▸ **TASK STATEMENT**: All lines holding the string "функций" are to be shown.

▸ **SUPPLIED RECORDS**:

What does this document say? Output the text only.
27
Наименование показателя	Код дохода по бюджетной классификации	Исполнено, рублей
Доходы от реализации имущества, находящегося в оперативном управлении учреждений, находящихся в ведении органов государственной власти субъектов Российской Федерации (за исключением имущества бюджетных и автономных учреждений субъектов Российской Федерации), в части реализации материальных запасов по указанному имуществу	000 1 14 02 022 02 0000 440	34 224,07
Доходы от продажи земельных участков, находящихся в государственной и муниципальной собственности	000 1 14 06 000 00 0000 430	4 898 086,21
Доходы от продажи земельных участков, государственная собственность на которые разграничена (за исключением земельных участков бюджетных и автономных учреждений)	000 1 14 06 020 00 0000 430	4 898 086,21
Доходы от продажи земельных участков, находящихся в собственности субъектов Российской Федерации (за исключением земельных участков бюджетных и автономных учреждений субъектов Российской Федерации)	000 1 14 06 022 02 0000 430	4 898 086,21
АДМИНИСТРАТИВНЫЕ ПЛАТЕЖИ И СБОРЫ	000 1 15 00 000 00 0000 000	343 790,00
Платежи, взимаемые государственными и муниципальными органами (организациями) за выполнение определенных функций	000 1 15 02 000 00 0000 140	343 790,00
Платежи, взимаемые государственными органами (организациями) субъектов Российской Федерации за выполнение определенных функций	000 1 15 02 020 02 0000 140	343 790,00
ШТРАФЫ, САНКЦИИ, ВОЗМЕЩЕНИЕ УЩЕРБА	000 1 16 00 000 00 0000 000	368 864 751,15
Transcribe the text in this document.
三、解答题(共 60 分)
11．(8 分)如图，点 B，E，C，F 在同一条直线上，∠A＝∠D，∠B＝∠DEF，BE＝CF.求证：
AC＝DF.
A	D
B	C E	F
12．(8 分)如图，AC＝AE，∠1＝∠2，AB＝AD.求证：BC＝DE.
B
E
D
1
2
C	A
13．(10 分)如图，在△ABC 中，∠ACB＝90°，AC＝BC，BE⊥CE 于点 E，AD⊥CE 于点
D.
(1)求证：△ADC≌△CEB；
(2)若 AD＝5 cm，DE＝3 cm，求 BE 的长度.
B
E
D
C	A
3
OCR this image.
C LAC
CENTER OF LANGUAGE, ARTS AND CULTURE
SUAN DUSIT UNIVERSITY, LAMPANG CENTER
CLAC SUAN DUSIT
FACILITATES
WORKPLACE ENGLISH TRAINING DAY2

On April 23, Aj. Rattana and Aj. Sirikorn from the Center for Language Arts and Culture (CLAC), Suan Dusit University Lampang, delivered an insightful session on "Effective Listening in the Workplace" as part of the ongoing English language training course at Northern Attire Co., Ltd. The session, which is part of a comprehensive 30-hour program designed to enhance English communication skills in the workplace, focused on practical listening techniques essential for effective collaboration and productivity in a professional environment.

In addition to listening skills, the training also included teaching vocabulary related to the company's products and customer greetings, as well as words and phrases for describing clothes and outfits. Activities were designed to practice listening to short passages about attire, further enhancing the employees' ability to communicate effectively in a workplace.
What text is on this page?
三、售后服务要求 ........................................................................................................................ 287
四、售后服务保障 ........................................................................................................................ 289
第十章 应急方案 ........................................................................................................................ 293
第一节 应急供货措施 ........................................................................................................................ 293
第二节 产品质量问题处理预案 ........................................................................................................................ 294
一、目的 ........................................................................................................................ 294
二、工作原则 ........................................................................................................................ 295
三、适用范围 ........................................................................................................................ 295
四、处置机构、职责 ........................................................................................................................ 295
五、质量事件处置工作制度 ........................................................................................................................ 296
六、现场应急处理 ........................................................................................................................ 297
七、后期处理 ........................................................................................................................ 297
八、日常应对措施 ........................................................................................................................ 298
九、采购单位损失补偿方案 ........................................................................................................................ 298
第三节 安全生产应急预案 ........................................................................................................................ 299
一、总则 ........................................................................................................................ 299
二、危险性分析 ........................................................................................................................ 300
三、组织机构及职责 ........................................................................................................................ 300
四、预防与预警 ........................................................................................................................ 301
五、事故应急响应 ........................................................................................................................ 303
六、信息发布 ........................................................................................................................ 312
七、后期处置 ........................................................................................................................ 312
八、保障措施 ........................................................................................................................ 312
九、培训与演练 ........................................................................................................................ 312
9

▸ **REPLY TO THE EXERCISE**:
Платежи, взимаемые государственными и муниципальными органами (организациями) за выполнение определенных функций	000 1 15 02 000 00 0000 140	343 790,00
Платежи, взимаемые государственными органами (организациями) субъектов Российской Федерации за выполнение определенных функций	000 1 15 02 020 02 0000 140	343 790,00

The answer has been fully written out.